>>>
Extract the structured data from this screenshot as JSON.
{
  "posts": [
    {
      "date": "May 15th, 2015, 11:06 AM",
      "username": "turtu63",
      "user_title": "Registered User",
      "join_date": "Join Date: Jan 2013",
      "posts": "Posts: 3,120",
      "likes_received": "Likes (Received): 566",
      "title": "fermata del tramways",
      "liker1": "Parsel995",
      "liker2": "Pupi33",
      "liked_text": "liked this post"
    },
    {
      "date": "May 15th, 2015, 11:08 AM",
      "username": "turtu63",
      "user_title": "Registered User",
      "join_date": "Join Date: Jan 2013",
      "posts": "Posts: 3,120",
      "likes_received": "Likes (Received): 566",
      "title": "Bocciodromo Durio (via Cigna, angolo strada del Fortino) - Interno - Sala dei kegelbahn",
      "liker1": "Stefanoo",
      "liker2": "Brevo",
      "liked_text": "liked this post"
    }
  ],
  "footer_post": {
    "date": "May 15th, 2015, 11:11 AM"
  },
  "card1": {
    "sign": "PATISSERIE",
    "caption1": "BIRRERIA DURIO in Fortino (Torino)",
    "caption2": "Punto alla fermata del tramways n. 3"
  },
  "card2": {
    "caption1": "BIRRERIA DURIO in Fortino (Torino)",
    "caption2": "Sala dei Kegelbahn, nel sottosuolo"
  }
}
<<<
* **THE PROBLEM**
Only a number is wanted: how many lines of the material include the word "Sala".

* **CORRECT RESULT**
2